Your goal: Look through the material below for "true". Copy every line that contains it.

Entries shown:
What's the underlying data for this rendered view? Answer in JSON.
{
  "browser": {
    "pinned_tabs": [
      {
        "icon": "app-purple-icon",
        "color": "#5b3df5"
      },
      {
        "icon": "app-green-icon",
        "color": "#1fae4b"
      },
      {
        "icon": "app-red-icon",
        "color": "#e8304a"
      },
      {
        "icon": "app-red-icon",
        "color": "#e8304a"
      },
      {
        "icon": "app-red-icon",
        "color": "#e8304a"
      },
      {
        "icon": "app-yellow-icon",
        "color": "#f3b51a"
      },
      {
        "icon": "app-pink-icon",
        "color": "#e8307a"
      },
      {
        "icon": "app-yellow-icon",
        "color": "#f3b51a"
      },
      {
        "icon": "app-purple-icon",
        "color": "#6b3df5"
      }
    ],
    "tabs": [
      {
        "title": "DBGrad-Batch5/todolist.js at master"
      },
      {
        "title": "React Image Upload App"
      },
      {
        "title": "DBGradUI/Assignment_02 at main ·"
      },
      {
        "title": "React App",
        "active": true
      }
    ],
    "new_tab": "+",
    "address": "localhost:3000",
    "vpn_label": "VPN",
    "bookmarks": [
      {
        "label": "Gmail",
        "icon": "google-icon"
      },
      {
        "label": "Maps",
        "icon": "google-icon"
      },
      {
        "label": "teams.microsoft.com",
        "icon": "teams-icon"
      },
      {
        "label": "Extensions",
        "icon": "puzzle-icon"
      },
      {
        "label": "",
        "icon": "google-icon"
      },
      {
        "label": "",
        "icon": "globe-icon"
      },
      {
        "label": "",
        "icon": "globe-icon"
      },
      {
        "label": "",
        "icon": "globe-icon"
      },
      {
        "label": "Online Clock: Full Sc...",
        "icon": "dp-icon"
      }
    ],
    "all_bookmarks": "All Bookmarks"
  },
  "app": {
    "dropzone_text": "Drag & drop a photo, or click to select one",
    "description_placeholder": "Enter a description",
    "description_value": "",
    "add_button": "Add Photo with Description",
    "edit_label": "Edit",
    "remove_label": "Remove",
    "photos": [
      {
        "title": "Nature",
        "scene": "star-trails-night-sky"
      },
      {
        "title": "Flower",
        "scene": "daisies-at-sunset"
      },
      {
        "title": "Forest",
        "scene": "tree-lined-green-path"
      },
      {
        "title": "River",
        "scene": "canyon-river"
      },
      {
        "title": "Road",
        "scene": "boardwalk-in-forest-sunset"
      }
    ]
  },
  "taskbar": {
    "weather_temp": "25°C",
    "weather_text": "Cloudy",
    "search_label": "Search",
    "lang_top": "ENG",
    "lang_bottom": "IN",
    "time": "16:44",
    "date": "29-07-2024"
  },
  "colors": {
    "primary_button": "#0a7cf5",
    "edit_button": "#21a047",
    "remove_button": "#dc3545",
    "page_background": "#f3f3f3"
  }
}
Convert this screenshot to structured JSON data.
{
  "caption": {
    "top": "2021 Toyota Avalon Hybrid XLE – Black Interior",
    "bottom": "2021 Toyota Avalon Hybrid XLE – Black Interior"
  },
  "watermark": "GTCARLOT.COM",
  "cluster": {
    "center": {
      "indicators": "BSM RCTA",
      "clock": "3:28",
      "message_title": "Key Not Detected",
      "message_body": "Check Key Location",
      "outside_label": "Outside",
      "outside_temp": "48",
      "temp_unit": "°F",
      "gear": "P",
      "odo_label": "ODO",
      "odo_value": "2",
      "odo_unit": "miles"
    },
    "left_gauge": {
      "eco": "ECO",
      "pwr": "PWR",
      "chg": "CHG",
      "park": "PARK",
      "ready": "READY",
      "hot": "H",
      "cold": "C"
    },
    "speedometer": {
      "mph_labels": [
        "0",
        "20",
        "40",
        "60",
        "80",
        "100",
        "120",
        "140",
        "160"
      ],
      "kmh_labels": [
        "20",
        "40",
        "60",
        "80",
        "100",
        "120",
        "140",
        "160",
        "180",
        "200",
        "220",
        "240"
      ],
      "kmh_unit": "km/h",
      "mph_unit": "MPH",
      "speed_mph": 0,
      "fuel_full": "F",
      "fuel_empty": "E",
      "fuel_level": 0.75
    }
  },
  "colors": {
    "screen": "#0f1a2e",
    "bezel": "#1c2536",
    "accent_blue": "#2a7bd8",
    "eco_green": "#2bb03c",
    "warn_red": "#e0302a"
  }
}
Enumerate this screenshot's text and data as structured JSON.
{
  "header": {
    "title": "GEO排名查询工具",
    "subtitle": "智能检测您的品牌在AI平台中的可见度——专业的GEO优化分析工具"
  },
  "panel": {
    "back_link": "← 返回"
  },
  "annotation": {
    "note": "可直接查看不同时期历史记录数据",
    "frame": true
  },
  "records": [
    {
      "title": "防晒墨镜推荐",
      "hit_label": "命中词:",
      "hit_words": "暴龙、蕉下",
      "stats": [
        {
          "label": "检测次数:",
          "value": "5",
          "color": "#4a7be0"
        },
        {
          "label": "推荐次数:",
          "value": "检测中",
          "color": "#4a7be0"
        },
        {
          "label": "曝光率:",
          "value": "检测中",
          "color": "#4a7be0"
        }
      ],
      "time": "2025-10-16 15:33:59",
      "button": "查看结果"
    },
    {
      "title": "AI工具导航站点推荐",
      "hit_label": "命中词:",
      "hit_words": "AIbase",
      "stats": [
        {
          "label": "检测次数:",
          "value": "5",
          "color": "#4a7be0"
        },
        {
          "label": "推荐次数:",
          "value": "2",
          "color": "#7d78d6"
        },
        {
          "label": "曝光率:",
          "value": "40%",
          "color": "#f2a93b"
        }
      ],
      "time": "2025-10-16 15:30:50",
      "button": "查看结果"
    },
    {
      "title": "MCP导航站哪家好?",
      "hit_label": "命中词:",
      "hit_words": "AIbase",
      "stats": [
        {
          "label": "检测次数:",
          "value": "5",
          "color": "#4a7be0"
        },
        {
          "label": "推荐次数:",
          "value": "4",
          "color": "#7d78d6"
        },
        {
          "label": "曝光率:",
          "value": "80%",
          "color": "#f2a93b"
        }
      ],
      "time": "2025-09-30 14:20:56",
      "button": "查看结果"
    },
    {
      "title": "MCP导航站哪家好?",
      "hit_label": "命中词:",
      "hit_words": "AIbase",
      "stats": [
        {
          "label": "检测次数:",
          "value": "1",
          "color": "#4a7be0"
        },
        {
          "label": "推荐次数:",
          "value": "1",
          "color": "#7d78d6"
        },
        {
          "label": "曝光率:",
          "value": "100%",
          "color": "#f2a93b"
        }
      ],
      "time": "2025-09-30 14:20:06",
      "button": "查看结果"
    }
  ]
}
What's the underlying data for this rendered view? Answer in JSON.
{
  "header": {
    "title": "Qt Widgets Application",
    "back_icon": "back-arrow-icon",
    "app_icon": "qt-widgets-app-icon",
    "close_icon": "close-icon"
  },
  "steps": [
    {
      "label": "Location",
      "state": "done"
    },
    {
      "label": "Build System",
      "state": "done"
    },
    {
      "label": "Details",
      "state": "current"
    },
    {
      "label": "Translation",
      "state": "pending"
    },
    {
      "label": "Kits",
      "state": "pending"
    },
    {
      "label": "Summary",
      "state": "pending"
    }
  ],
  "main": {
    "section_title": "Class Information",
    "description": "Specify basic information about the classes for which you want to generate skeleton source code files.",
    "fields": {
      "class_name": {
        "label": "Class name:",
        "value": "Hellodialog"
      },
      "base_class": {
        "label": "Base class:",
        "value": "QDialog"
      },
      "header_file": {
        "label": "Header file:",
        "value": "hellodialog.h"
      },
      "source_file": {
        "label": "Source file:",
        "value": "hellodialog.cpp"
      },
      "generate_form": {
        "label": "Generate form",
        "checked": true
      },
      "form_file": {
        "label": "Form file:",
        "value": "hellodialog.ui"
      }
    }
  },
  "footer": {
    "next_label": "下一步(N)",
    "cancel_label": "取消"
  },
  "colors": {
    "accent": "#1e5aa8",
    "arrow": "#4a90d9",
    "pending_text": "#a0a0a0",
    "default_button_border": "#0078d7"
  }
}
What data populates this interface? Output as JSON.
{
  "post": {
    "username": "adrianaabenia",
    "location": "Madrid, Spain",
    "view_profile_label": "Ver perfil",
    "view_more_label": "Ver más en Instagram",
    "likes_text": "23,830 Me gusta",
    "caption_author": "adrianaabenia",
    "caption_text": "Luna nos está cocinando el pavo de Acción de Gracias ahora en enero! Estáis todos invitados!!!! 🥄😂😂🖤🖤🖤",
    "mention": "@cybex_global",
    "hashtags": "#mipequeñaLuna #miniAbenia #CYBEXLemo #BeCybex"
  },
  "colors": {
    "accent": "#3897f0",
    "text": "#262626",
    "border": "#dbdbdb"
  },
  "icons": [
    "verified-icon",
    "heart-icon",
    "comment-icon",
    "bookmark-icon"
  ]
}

The result:
        "active": true
    "frame": true
        "checked": true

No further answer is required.